### Directive
Go through the listing beneath this task and return every line that carries the string "text".

### Material
* START *

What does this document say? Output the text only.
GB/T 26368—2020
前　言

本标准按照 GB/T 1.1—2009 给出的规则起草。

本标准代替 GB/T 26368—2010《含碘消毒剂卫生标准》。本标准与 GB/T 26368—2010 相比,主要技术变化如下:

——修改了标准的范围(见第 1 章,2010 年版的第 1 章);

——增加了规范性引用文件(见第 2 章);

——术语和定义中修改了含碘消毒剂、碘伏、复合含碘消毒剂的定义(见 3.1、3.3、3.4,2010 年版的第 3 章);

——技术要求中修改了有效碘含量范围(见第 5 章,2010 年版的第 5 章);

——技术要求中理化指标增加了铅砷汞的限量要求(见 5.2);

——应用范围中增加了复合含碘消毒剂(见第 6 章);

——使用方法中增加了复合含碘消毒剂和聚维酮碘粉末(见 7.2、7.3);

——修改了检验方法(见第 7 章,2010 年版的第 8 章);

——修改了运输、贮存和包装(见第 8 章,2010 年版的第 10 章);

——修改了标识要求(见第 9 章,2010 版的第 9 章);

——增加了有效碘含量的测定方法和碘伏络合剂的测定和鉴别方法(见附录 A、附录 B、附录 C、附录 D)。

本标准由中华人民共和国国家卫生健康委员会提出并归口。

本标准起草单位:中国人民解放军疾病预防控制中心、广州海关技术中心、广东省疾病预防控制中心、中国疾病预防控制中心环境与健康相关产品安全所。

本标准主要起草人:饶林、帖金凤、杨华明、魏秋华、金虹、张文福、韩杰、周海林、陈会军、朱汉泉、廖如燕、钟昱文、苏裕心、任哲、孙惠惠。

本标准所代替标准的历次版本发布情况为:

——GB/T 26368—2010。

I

* END *
* START *

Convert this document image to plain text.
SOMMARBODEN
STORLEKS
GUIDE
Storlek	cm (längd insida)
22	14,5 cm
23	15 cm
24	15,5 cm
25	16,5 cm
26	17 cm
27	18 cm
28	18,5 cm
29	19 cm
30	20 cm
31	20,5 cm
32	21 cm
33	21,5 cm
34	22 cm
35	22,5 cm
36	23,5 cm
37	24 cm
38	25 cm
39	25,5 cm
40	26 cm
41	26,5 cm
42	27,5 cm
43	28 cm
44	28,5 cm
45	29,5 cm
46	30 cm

* END *
* START *

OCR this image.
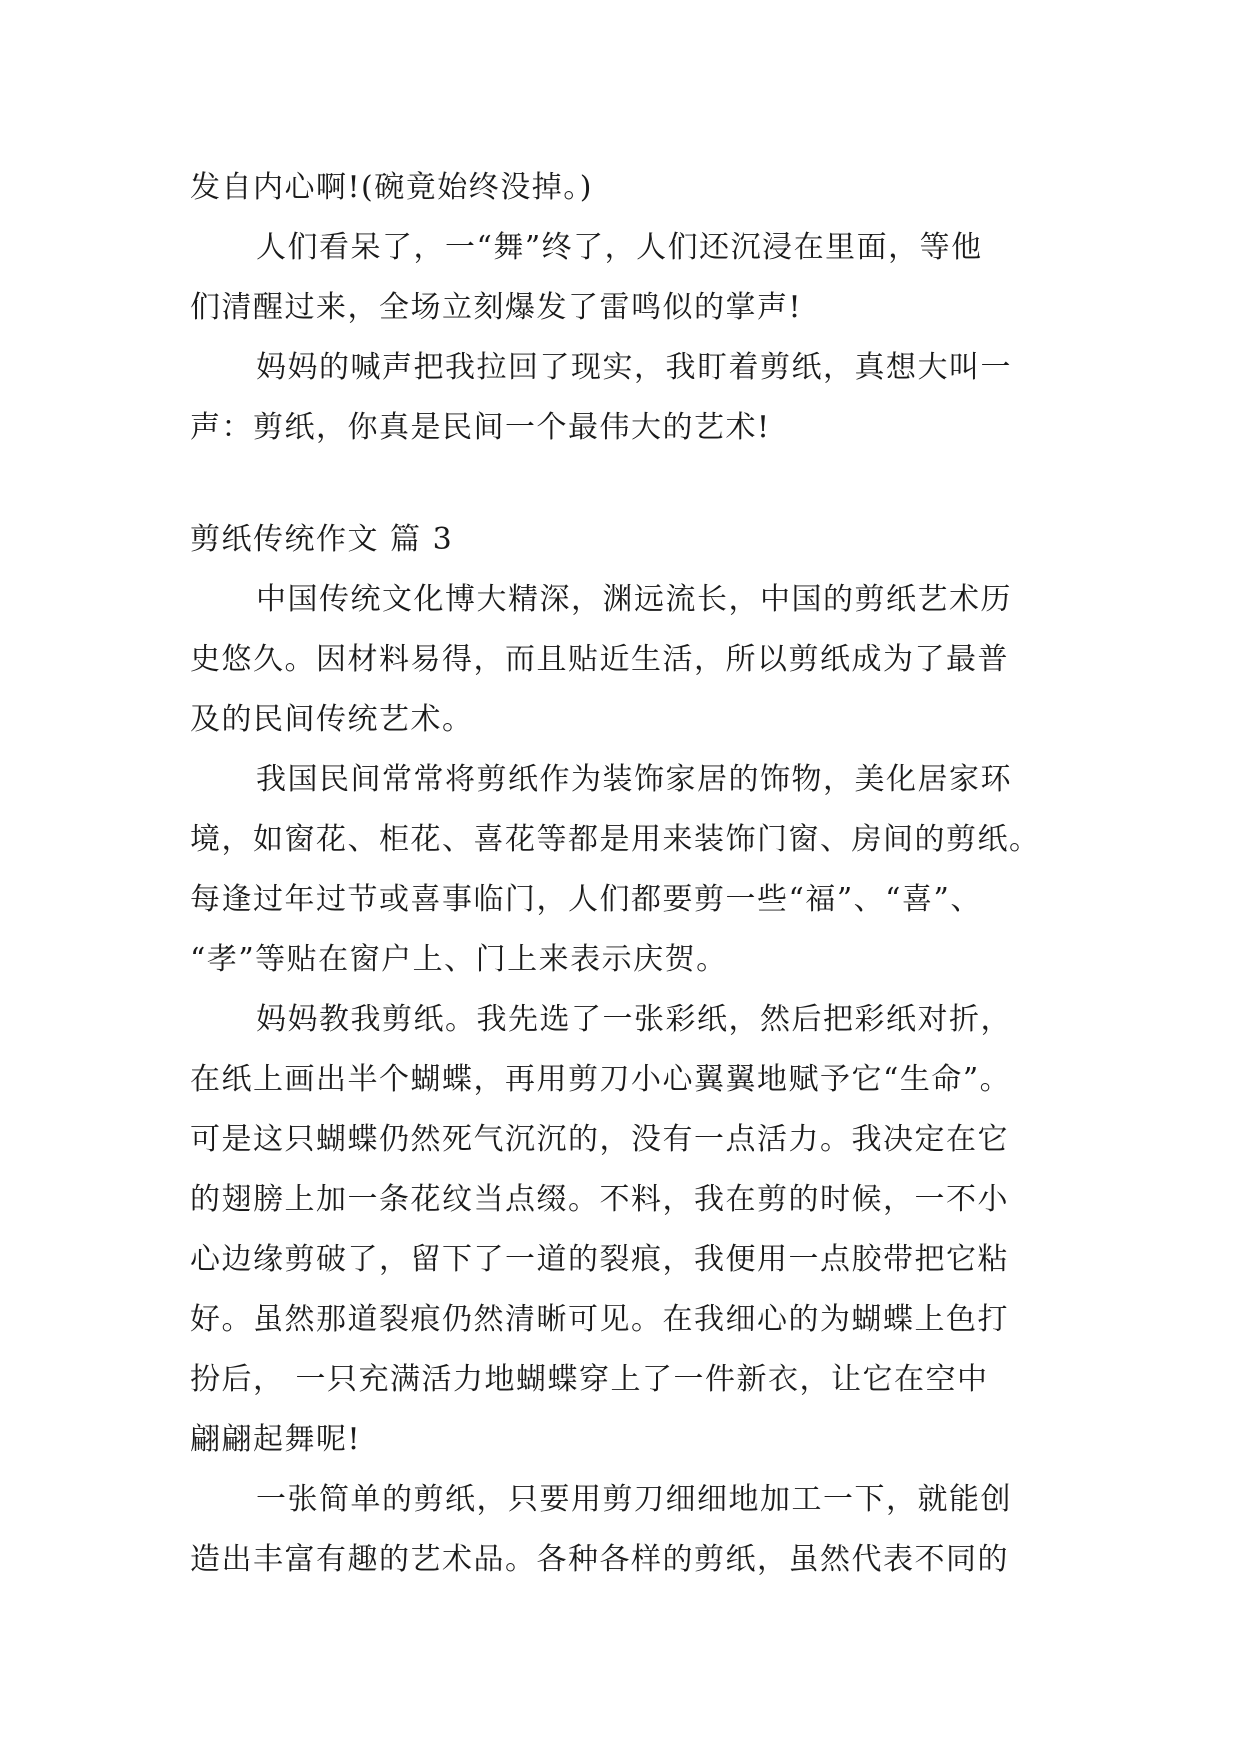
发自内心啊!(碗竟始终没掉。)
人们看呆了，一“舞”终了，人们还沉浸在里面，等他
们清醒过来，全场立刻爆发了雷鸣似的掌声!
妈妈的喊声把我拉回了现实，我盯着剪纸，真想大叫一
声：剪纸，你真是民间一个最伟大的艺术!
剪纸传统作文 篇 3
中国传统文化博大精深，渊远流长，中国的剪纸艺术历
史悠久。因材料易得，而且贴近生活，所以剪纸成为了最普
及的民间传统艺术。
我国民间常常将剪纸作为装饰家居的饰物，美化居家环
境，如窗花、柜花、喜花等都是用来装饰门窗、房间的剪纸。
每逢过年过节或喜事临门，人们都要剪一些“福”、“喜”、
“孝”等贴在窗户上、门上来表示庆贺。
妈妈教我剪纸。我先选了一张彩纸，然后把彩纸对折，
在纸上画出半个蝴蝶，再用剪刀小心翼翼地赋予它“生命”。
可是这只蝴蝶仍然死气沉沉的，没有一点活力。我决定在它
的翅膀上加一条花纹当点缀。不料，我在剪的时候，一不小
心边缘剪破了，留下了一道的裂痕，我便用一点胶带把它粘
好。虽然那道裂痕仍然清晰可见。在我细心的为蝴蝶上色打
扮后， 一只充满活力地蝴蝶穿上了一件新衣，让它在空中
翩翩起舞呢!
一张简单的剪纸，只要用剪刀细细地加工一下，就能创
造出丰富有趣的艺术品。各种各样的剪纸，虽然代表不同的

* END *

### Written answer
What does this document say? Output the text only.
Convert this document image to plain text.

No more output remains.